# Start of Data shown

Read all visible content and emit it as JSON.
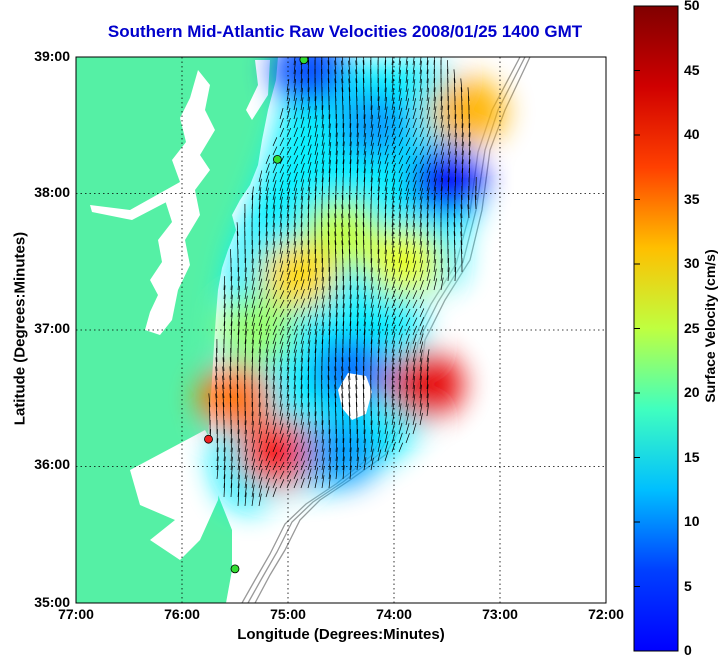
{
  "title": "Southern Mid-Atlantic Raw Velocities 2008/01/25 1400 GMT",
  "x_axis": {
    "label": "Longitude (Degrees:Minutes)",
    "ticks": [
      "77:00",
      "76:00",
      "75:00",
      "74:00",
      "73:00",
      "72:00"
    ]
  },
  "y_axis": {
    "label": "Latitude (Degrees:Minutes)",
    "ticks": [
      "39:00",
      "38:00",
      "37:00",
      "36:00",
      "35:00"
    ]
  },
  "colorbar": {
    "label": "Surface Velocity (cm/s)",
    "ticks": [
      "50",
      "45",
      "40",
      "35",
      "30",
      "25",
      "20",
      "15",
      "10",
      "5",
      "0"
    ],
    "min": 0,
    "max": 50,
    "colormap": "jet"
  },
  "colors": {
    "land": "#55f0a5",
    "water": "#ffffff",
    "title": "#0000cc",
    "arrows": "#000000",
    "bathymetry": "#999999",
    "station_active": "#33dd33",
    "station_inactive": "#ee2222"
  },
  "chart_data": {
    "type": "map",
    "extent": {
      "lon": [
        -77,
        -72
      ],
      "lat": [
        35,
        39
      ]
    },
    "grid": true,
    "stations": [
      {
        "lon": -74.85,
        "lat": 38.98,
        "status": "active"
      },
      {
        "lon": -75.1,
        "lat": 38.25,
        "status": "active"
      },
      {
        "lon": -75.75,
        "lat": 36.2,
        "status": "inactive"
      },
      {
        "lon": -75.5,
        "lat": 35.25,
        "status": "active"
      }
    ],
    "speed_regions": [
      {
        "lon": -74.2,
        "lat": 38.5,
        "speed": 14
      },
      {
        "lon": -73.5,
        "lat": 38.1,
        "speed": 6
      },
      {
        "lon": -73.3,
        "lat": 38.6,
        "speed": 35
      },
      {
        "lon": -74.5,
        "lat": 37.7,
        "speed": 28
      },
      {
        "lon": -74.9,
        "lat": 37.4,
        "speed": 33
      },
      {
        "lon": -73.9,
        "lat": 37.5,
        "speed": 30
      },
      {
        "lon": -75.3,
        "lat": 37.0,
        "speed": 26
      },
      {
        "lon": -74.4,
        "lat": 36.7,
        "speed": 12
      },
      {
        "lon": -73.7,
        "lat": 36.6,
        "speed": 45
      },
      {
        "lon": -75.1,
        "lat": 36.1,
        "speed": 44
      },
      {
        "lon": -75.5,
        "lat": 36.5,
        "speed": 38
      },
      {
        "lon": -74.5,
        "lat": 36.1,
        "speed": 14
      },
      {
        "lon": -74.8,
        "lat": 38.9,
        "speed": 10
      }
    ]
  }
}
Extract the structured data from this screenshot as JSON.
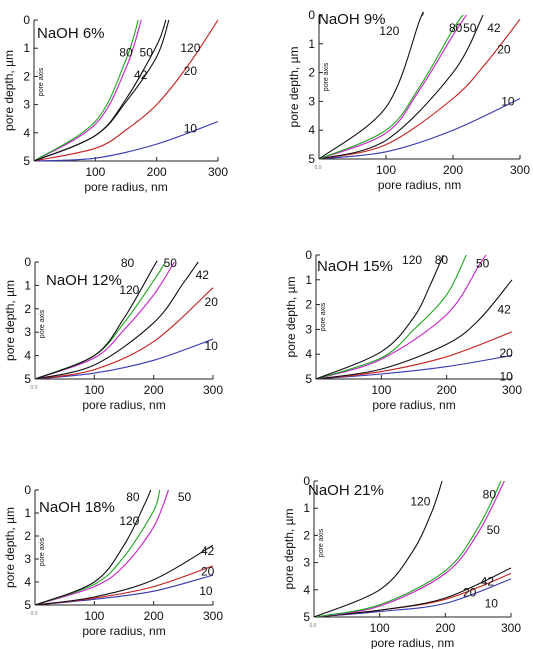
{
  "colors": {
    "10": "#3b3bb8",
    "20": "#cc2222",
    "42": "#111111",
    "50": "#cc22cc",
    "80": "#22aa22",
    "120": "#111111"
  },
  "chart_data": [
    {
      "type": "line",
      "title": "NaOH 6%",
      "xlabel": "pore radius, nm",
      "ylabel": "pore depth, µm",
      "axis_note": "pore axis",
      "xlim": [
        0,
        300
      ],
      "ylim": [
        5,
        0
      ],
      "y_inverted": true,
      "xticks": [
        "100",
        "200",
        "300"
      ],
      "yticks": [
        "0",
        "1",
        "2",
        "3",
        "4",
        "5"
      ],
      "corner_tick": "",
      "series": [
        {
          "name": "10",
          "x": [
            0,
            100,
            200,
            300
          ],
          "y": [
            5.0,
            4.9,
            4.4,
            3.6
          ]
        },
        {
          "name": "20",
          "x": [
            0,
            100,
            150,
            200,
            250,
            300
          ],
          "y": [
            5.0,
            4.55,
            3.9,
            3.0,
            1.65,
            0
          ]
        },
        {
          "name": "42",
          "x": [
            0,
            100,
            150,
            200,
            220
          ],
          "y": [
            5.0,
            4.1,
            2.9,
            1.3,
            0
          ]
        },
        {
          "name": "50",
          "x": [
            0,
            100,
            150,
            175
          ],
          "y": [
            5.0,
            3.7,
            1.7,
            0
          ]
        },
        {
          "name": "80",
          "x": [
            0,
            100,
            150,
            170
          ],
          "y": [
            5.0,
            3.6,
            1.4,
            0
          ]
        },
        {
          "name": "120",
          "x": [
            0,
            100,
            150,
            200,
            215
          ],
          "y": [
            5.0,
            4.1,
            2.8,
            0.9,
            0
          ]
        }
      ]
    },
    {
      "type": "line",
      "title": "NaOH 9%",
      "xlabel": "pore radius, nm",
      "ylabel": "pore depth, µm",
      "axis_note": "pore axis",
      "xlim": [
        0,
        300
      ],
      "ylim": [
        5,
        0
      ],
      "y_inverted": true,
      "xticks": [
        "100",
        "200",
        "300"
      ],
      "yticks": [
        "0",
        "1",
        "2",
        "3",
        "4",
        "5"
      ],
      "corner_tick": "0.0",
      "series": [
        {
          "name": "10",
          "x": [
            0,
            100,
            200,
            300
          ],
          "y": [
            5.0,
            4.75,
            4.0,
            2.9
          ]
        },
        {
          "name": "20",
          "x": [
            0,
            100,
            200,
            250,
            300
          ],
          "y": [
            5.0,
            4.5,
            2.9,
            1.65,
            0.15
          ]
        },
        {
          "name": "42",
          "x": [
            0,
            100,
            200,
            245
          ],
          "y": [
            5.0,
            4.35,
            2.0,
            0
          ]
        },
        {
          "name": "50",
          "x": [
            0,
            100,
            150,
            200,
            220
          ],
          "y": [
            5.0,
            4.1,
            2.6,
            0.7,
            0
          ]
        },
        {
          "name": "80",
          "x": [
            0,
            100,
            150,
            200,
            215
          ],
          "y": [
            5.0,
            4.0,
            2.5,
            0.5,
            0
          ]
        },
        {
          "name": "120",
          "x": [
            0,
            100,
            150,
            155
          ],
          "y": [
            5.0,
            3.2,
            0.2,
            0
          ]
        }
      ]
    },
    {
      "type": "line",
      "title": "NaOH 12%",
      "xlabel": "pore radius, nm",
      "ylabel": "pore depth, µm",
      "axis_note": "pore axis",
      "xlim": [
        0,
        300
      ],
      "ylim": [
        5,
        0
      ],
      "y_inverted": true,
      "xticks": [
        "100",
        "200",
        "300"
      ],
      "yticks": [
        "0",
        "1",
        "2",
        "3",
        "4",
        "5"
      ],
      "corner_tick": "0.0",
      "series": [
        {
          "name": "10",
          "x": [
            0,
            100,
            200,
            300
          ],
          "y": [
            5.0,
            4.75,
            4.2,
            3.3
          ]
        },
        {
          "name": "20",
          "x": [
            0,
            100,
            200,
            300
          ],
          "y": [
            5.0,
            4.6,
            3.4,
            1.1
          ]
        },
        {
          "name": "42",
          "x": [
            0,
            100,
            200,
            250,
            275
          ],
          "y": [
            5.0,
            4.4,
            2.6,
            0.9,
            0
          ]
        },
        {
          "name": "50",
          "x": [
            0,
            100,
            150,
            200,
            235
          ],
          "y": [
            5.0,
            4.1,
            2.9,
            1.4,
            0
          ]
        },
        {
          "name": "80",
          "x": [
            0,
            100,
            150,
            200,
            220
          ],
          "y": [
            5.0,
            4.0,
            2.6,
            0.8,
            0
          ]
        },
        {
          "name": "120",
          "x": [
            0,
            100,
            150,
            200,
            205
          ],
          "y": [
            5.0,
            4.0,
            2.4,
            0.2,
            0
          ]
        }
      ]
    },
    {
      "type": "line",
      "title": "NaOH 15%",
      "xlabel": "pore radius, nm",
      "ylabel": "pore depth, µm",
      "axis_note": "pore axis",
      "xlim": [
        0,
        300
      ],
      "ylim": [
        5,
        0
      ],
      "y_inverted": true,
      "xticks": [
        "100",
        "200",
        "300"
      ],
      "yticks": [
        "0",
        "1",
        "2",
        "3",
        "4",
        "5"
      ],
      "corner_tick": "",
      "series": [
        {
          "name": "10",
          "x": [
            0,
            100,
            200,
            300
          ],
          "y": [
            5.0,
            4.8,
            4.5,
            4.05
          ]
        },
        {
          "name": "20",
          "x": [
            0,
            100,
            200,
            300
          ],
          "y": [
            5.0,
            4.7,
            4.1,
            3.1
          ]
        },
        {
          "name": "42",
          "x": [
            0,
            100,
            200,
            250,
            300
          ],
          "y": [
            5.0,
            4.6,
            3.6,
            2.6,
            1.0
          ]
        },
        {
          "name": "50",
          "x": [
            0,
            100,
            200,
            250,
            260
          ],
          "y": [
            5.0,
            4.2,
            2.4,
            0.4,
            0
          ]
        },
        {
          "name": "80",
          "x": [
            0,
            100,
            150,
            200,
            230
          ],
          "y": [
            5.0,
            4.15,
            3.0,
            1.6,
            0
          ]
        },
        {
          "name": "120",
          "x": [
            0,
            100,
            150,
            175,
            195
          ],
          "y": [
            5.0,
            3.9,
            2.5,
            1.2,
            0
          ]
        }
      ]
    },
    {
      "type": "line",
      "title": "NaOH 18%",
      "xlabel": "pore radius, nm",
      "ylabel": "pore depth, µm",
      "axis_note": "pore axis",
      "xlim": [
        0,
        300
      ],
      "ylim": [
        5,
        0
      ],
      "y_inverted": true,
      "xticks": [
        "100",
        "200",
        "300"
      ],
      "yticks": [
        "0",
        "1",
        "2",
        "3",
        "4",
        "5"
      ],
      "corner_tick": "0.0",
      "series": [
        {
          "name": "10",
          "x": [
            0,
            100,
            200,
            300
          ],
          "y": [
            5.0,
            4.75,
            4.4,
            3.7
          ]
        },
        {
          "name": "20",
          "x": [
            0,
            100,
            200,
            300
          ],
          "y": [
            5.0,
            4.7,
            4.2,
            3.3
          ]
        },
        {
          "name": "42",
          "x": [
            0,
            100,
            200,
            300
          ],
          "y": [
            5.0,
            4.65,
            3.9,
            2.4
          ]
        },
        {
          "name": "50",
          "x": [
            0,
            100,
            150,
            200,
            225
          ],
          "y": [
            5.0,
            4.2,
            3.3,
            1.6,
            0
          ]
        },
        {
          "name": "80",
          "x": [
            0,
            100,
            150,
            200,
            210
          ],
          "y": [
            5.0,
            4.1,
            2.9,
            0.9,
            0
          ]
        },
        {
          "name": "120",
          "x": [
            0,
            100,
            150,
            185,
            195
          ],
          "y": [
            5.0,
            4.0,
            2.4,
            0.6,
            0
          ]
        }
      ]
    },
    {
      "type": "line",
      "title": "NaOH 21%",
      "xlabel": "pore radius, nm",
      "ylabel": "pore depth, µm",
      "axis_note": "pore axis",
      "xlim": [
        0,
        300
      ],
      "ylim": [
        5,
        0
      ],
      "y_inverted": true,
      "xticks": [
        "100",
        "200",
        "300"
      ],
      "yticks": [
        "0",
        "1",
        "2",
        "3",
        "4",
        "5"
      ],
      "corner_tick": "0.0",
      "series": [
        {
          "name": "10",
          "x": [
            0,
            100,
            200,
            300
          ],
          "y": [
            5.0,
            4.8,
            4.5,
            3.6
          ]
        },
        {
          "name": "20",
          "x": [
            0,
            100,
            200,
            300
          ],
          "y": [
            5.0,
            4.75,
            4.35,
            3.4
          ]
        },
        {
          "name": "42",
          "x": [
            0,
            100,
            200,
            300
          ],
          "y": [
            5.0,
            4.75,
            4.3,
            3.2
          ]
        },
        {
          "name": "50",
          "x": [
            0,
            100,
            200,
            250,
            290
          ],
          "y": [
            5.0,
            4.6,
            3.4,
            1.9,
            0
          ]
        },
        {
          "name": "80",
          "x": [
            0,
            100,
            200,
            250,
            285
          ],
          "y": [
            5.0,
            4.55,
            3.3,
            1.7,
            0
          ]
        },
        {
          "name": "120",
          "x": [
            0,
            100,
            150,
            180,
            195
          ],
          "y": [
            5.0,
            4.0,
            2.6,
            1.1,
            0
          ]
        }
      ]
    }
  ]
}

# End of Data shown

Whenever "NaOH" turns up in a line, pick that line out.

**Result for this task**
      "title": "NaOH 6%",
      "title": "NaOH 9%",
      "title": "NaOH 12%",
      "title": "NaOH 15%",
      "title": "NaOH 18%",
      "title": "NaOH 21%",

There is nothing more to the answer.